===== Listed records =====

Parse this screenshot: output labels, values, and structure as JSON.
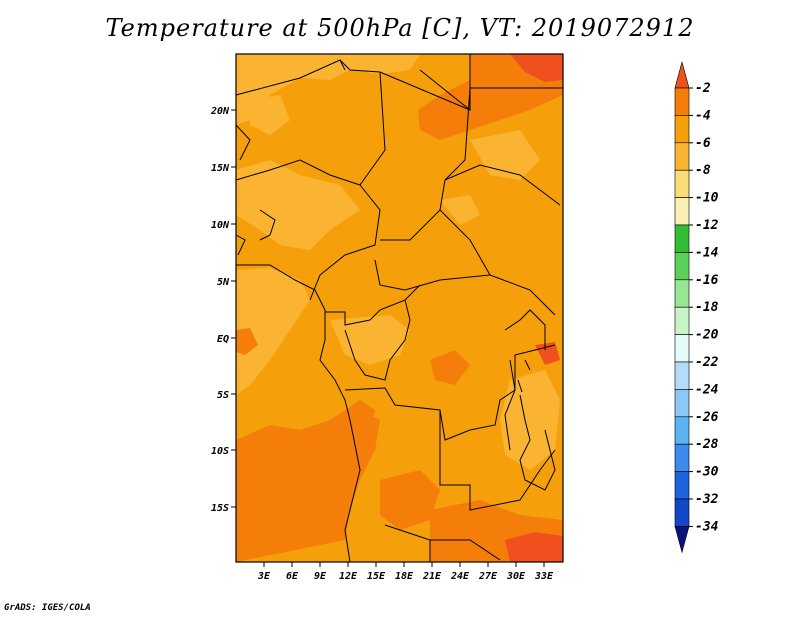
{
  "title": "Temperature at 500hPa [C], VT: 2019072912",
  "credit": "GrADS: IGES/COLA",
  "map": {
    "y_ticks": [
      "20N",
      "15N",
      "10N",
      "5N",
      "EQ",
      "5S",
      "10S",
      "15S"
    ],
    "x_ticks": [
      "3E",
      "6E",
      "9E",
      "12E",
      "15E",
      "18E",
      "21E",
      "24E",
      "27E",
      "30E",
      "33E"
    ]
  },
  "legend": {
    "labels": [
      "-2",
      "-4",
      "-6",
      "-8",
      "-10",
      "-12",
      "-14",
      "-16",
      "-18",
      "-20",
      "-22",
      "-24",
      "-26",
      "-28",
      "-30",
      "-32",
      "-34"
    ],
    "colors": [
      "#f0501e",
      "#f57d0a",
      "#f5a00a",
      "#fab432",
      "#fadc78",
      "#faf0b4",
      "#32be32",
      "#5ad25a",
      "#96e696",
      "#c8f5c8",
      "#e6fafa",
      "#b4dcfa",
      "#8cc8f5",
      "#5ab4f0",
      "#3c8cf0",
      "#1e64dc",
      "#1446c8",
      "#0a1478"
    ],
    "color_names": [
      "lt-red",
      "dk-orange",
      "orange",
      "lt-orange",
      "yellow",
      "pale-yellow",
      "green",
      "med-green",
      "lt-green",
      "pale-green",
      "pale-cyan",
      "lt-blue",
      "sky-blue",
      "blue",
      "med-blue",
      "dk-blue",
      "darker-blue",
      "navy"
    ]
  }
}
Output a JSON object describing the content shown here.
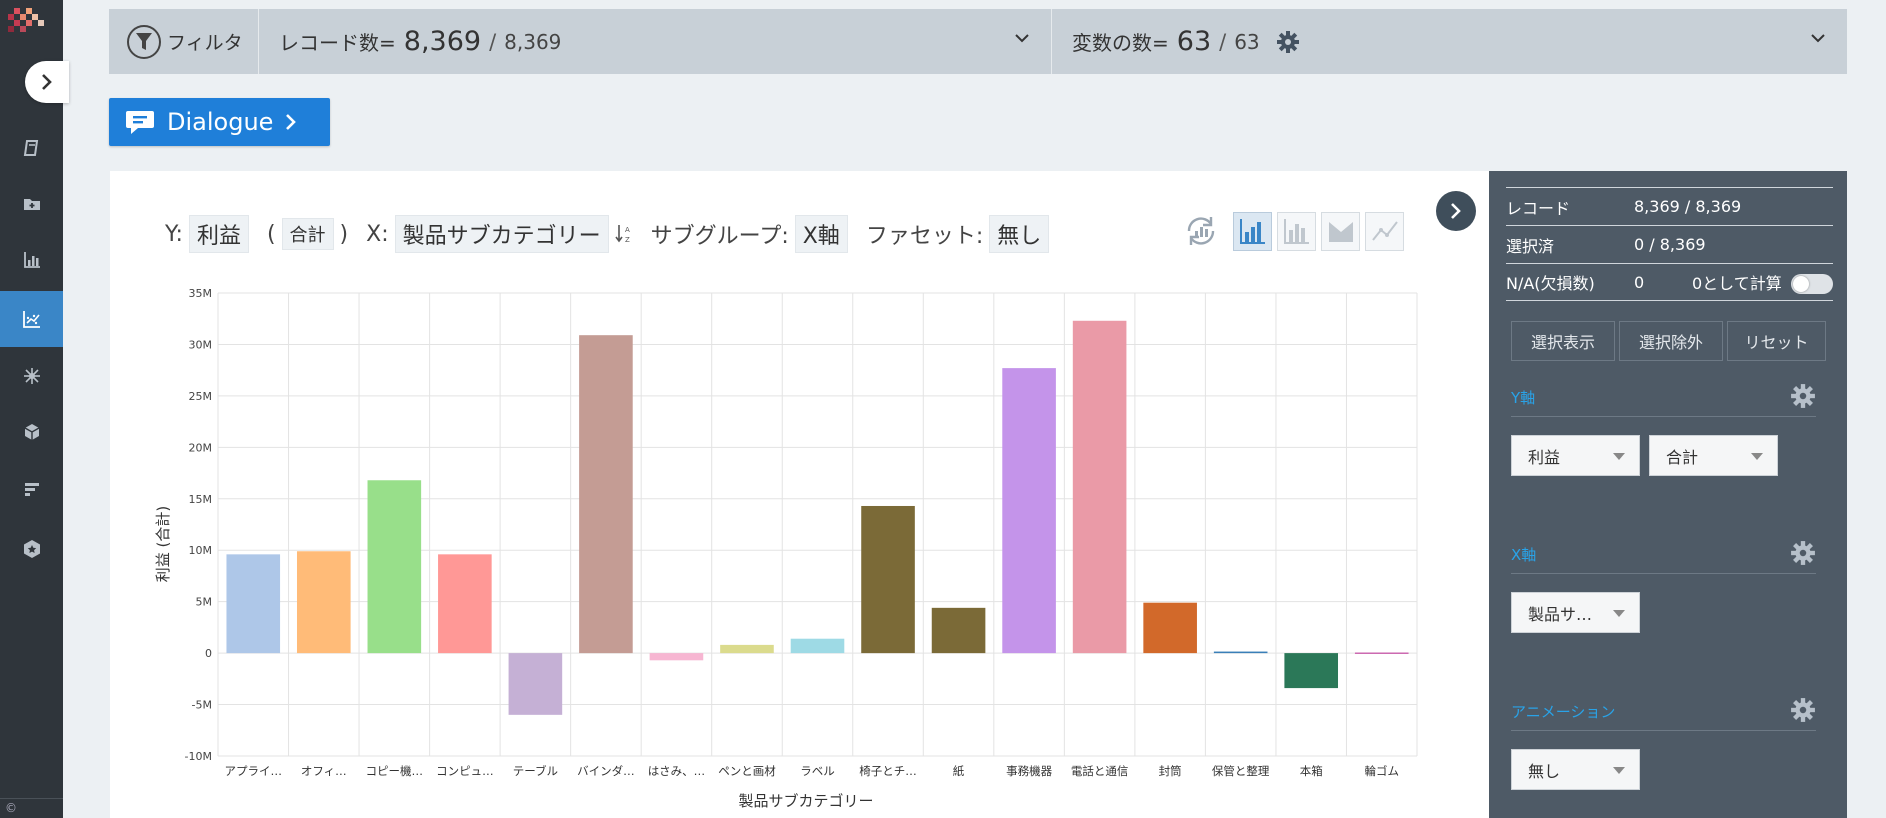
{
  "colors": {
    "rail_bg": "#2f353b",
    "rail_active": "#3a86c7",
    "accent_blue": "#1f7fd9",
    "side_panel_bg": "#4e5a66",
    "section_title": "#29a3e8"
  },
  "nav": {
    "items": [
      "book-icon",
      "folder-icon",
      "bar-chart-icon",
      "scatter-chart-icon",
      "network-icon",
      "cube-icon",
      "list-bars-icon",
      "badge-icon"
    ],
    "active_index": 3,
    "copyright": "©"
  },
  "topbar": {
    "filter_label": "フィルタ",
    "records_label": "レコード数=",
    "records_count": "8,369",
    "records_total": "8,369",
    "vars_label": "変数の数=",
    "vars_count": "63",
    "vars_total": "63",
    "slash": "/"
  },
  "dialogue": {
    "label": "Dialogue"
  },
  "controls": {
    "y_label": "Y:",
    "y_var": "利益",
    "y_agg": "合計",
    "paren_open": "(",
    "paren_close": ")",
    "x_label": "X:",
    "x_var": "製品サブカテゴリー",
    "subgroup_label": "サブグループ:",
    "subgroup_value": "X軸",
    "facet_label": "ファセット:",
    "facet_value": "無し"
  },
  "chart_data": {
    "type": "bar",
    "title": "",
    "xlabel": "製品サブカテゴリー",
    "ylabel": "利益 (合計)",
    "ylim": [
      -10000000,
      35000000
    ],
    "yticks": [
      35000000,
      30000000,
      25000000,
      20000000,
      15000000,
      10000000,
      5000000,
      0,
      -5000000,
      -10000000
    ],
    "ytick_labels": [
      "35M",
      "30M",
      "25M",
      "20M",
      "15M",
      "10M",
      "5M",
      "0",
      "-5M",
      "-10M"
    ],
    "grid": true,
    "categories": [
      "アプライ…",
      "オフィ…",
      "コピー機…",
      "コンピュ…",
      "テーブル",
      "バインダ…",
      "はさみ、…",
      "ペンと画材",
      "ラベル",
      "椅子とチ…",
      "紙",
      "事務機器",
      "電話と通信",
      "封筒",
      "保管と整理",
      "本箱",
      "輪ゴム"
    ],
    "values": [
      9600000,
      9900000,
      16800000,
      9600000,
      -6000000,
      30900000,
      -700000,
      800000,
      1400000,
      14300000,
      4400000,
      27700000,
      32300000,
      4900000,
      150000,
      -3400000,
      50000
    ],
    "colors": [
      "#aec7e8",
      "#ffbb78",
      "#98df8a",
      "#ff9896",
      "#c5b0d5",
      "#c49c94",
      "#f7b6d2",
      "#dbdb8d",
      "#9edae5",
      "#7b6a37",
      "#7b6a37",
      "#c494ea",
      "#ea9aa7",
      "#d2692a",
      "#3a7fb8",
      "#2b7858",
      "#c2469f"
    ]
  },
  "side": {
    "rows": [
      {
        "key": "レコード",
        "value": "8,369 / 8,369"
      },
      {
        "key": "選択済",
        "value": "0 / 8,369"
      },
      {
        "key": "N/A(欠損数)",
        "value": "0",
        "extra": "0として計算"
      }
    ],
    "buttons": [
      "選択表示",
      "選択除外",
      "リセット"
    ],
    "y_section": {
      "title": "Y軸",
      "var": "利益",
      "agg": "合計"
    },
    "x_section": {
      "title": "X軸",
      "var": "製品サ…"
    },
    "anim_section": {
      "title": "アニメーション",
      "value": "無し"
    }
  }
}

=====

• Do this
Repeat the data in full and exactly. Omit pictures.

• Result
Parse this screenshot: output labels, values, and structure as JSON.
{
  "title": "Temperature at 500hPa [C], VT: 2019072912",
  "credit": "GrADS: IGES/COLA",
  "map": {
    "y_ticks": [
      "20N",
      "15N",
      "10N",
      "5N",
      "EQ",
      "5S",
      "10S",
      "15S"
    ],
    "x_ticks": [
      "3E",
      "6E",
      "9E",
      "12E",
      "15E",
      "18E",
      "21E",
      "24E",
      "27E",
      "30E",
      "33E"
    ]
  },
  "legend": {
    "labels": [
      "-2",
      "-4",
      "-6",
      "-8",
      "-10",
      "-12",
      "-14",
      "-16",
      "-18",
      "-20",
      "-22",
      "-24",
      "-26",
      "-28",
      "-30",
      "-32",
      "-34"
    ],
    "colors": [
      "#f0501e",
      "#f57d0a",
      "#f5a00a",
      "#fab432",
      "#fadc78",
      "#faf0b4",
      "#32be32",
      "#5ad25a",
      "#96e696",
      "#c8f5c8",
      "#e6fafa",
      "#b4dcfa",
      "#8cc8f5",
      "#5ab4f0",
      "#3c8cf0",
      "#1e64dc",
      "#1446c8",
      "#0a1478"
    ],
    "color_names": [
      "lt-red",
      "dk-orange",
      "orange",
      "lt-orange",
      "yellow",
      "pale-yellow",
      "green",
      "med-green",
      "lt-green",
      "pale-green",
      "pale-cyan",
      "lt-blue",
      "sky-blue",
      "blue",
      "med-blue",
      "dk-blue",
      "darker-blue",
      "navy"
    ]
  }
}
Output a JSON object describing the content shown here.
{
  "colors": {
    "rail_bg": "#2f353b",
    "rail_active": "#3a86c7",
    "accent_blue": "#1f7fd9",
    "side_panel_bg": "#4e5a66",
    "section_title": "#29a3e8"
  },
  "nav": {
    "items": [
      "book-icon",
      "folder-icon",
      "bar-chart-icon",
      "scatter-chart-icon",
      "network-icon",
      "cube-icon",
      "list-bars-icon",
      "badge-icon"
    ],
    "active_index": 3,
    "copyright": "©"
  },
  "topbar": {
    "filter_label": "フィルタ",
    "records_label": "レコード数=",
    "records_count": "8,369",
    "records_total": "8,369",
    "vars_label": "変数の数=",
    "vars_count": "63",
    "vars_total": "63",
    "slash": "/"
  },
  "dialogue": {
    "label": "Dialogue"
  },
  "controls": {
    "y_label": "Y:",
    "y_var": "利益",
    "y_agg": "合計",
    "paren_open": "(",
    "paren_close": ")",
    "x_label": "X:",
    "x_var": "製品サブカテゴリー",
    "subgroup_label": "サブグループ:",
    "subgroup_value": "X軸",
    "facet_label": "ファセット:",
    "facet_value": "無し"
  },
  "chart_data": {
    "type": "bar",
    "title": "",
    "xlabel": "製品サブカテゴリー",
    "ylabel": "利益 (合計)",
    "ylim": [
      -10000000,
      35000000
    ],
    "yticks": [
      35000000,
      30000000,
      25000000,
      20000000,
      15000000,
      10000000,
      5000000,
      0,
      -5000000,
      -10000000
    ],
    "ytick_labels": [
      "35M",
      "30M",
      "25M",
      "20M",
      "15M",
      "10M",
      "5M",
      "0",
      "-5M",
      "-10M"
    ],
    "grid": true,
    "categories": [
      "アプライ…",
      "オフィ…",
      "コピー機…",
      "コンピュ…",
      "テーブル",
      "バインダ…",
      "はさみ、…",
      "ペンと画材",
      "ラベル",
      "椅子とチ…",
      "紙",
      "事務機器",
      "電話と通信",
      "封筒",
      "保管と整理",
      "本箱",
      "輪ゴム"
    ],
    "values": [
      9600000,
      9900000,
      16800000,
      9600000,
      -6000000,
      30900000,
      -700000,
      800000,
      1400000,
      14300000,
      4400000,
      27700000,
      32300000,
      4900000,
      150000,
      -3400000,
      50000
    ],
    "colors": [
      "#aec7e8",
      "#ffbb78",
      "#98df8a",
      "#ff9896",
      "#c5b0d5",
      "#c49c94",
      "#f7b6d2",
      "#dbdb8d",
      "#9edae5",
      "#7b6a37",
      "#7b6a37",
      "#c494ea",
      "#ea9aa7",
      "#d2692a",
      "#3a7fb8",
      "#2b7858",
      "#c2469f"
    ]
  },
  "side": {
    "rows": [
      {
        "key": "レコード",
        "value": "8,369 / 8,369"
      },
      {
        "key": "選択済",
        "value": "0 / 8,369"
      },
      {
        "key": "N/A(欠損数)",
        "value": "0",
        "extra": "0として計算"
      }
    ],
    "buttons": [
      "選択表示",
      "選択除外",
      "リセット"
    ],
    "y_section": {
      "title": "Y軸",
      "var": "利益",
      "agg": "合計"
    },
    "x_section": {
      "title": "X軸",
      "var": "製品サ…"
    },
    "anim_section": {
      "title": "アニメーション",
      "value": "無し"
    }
  }
}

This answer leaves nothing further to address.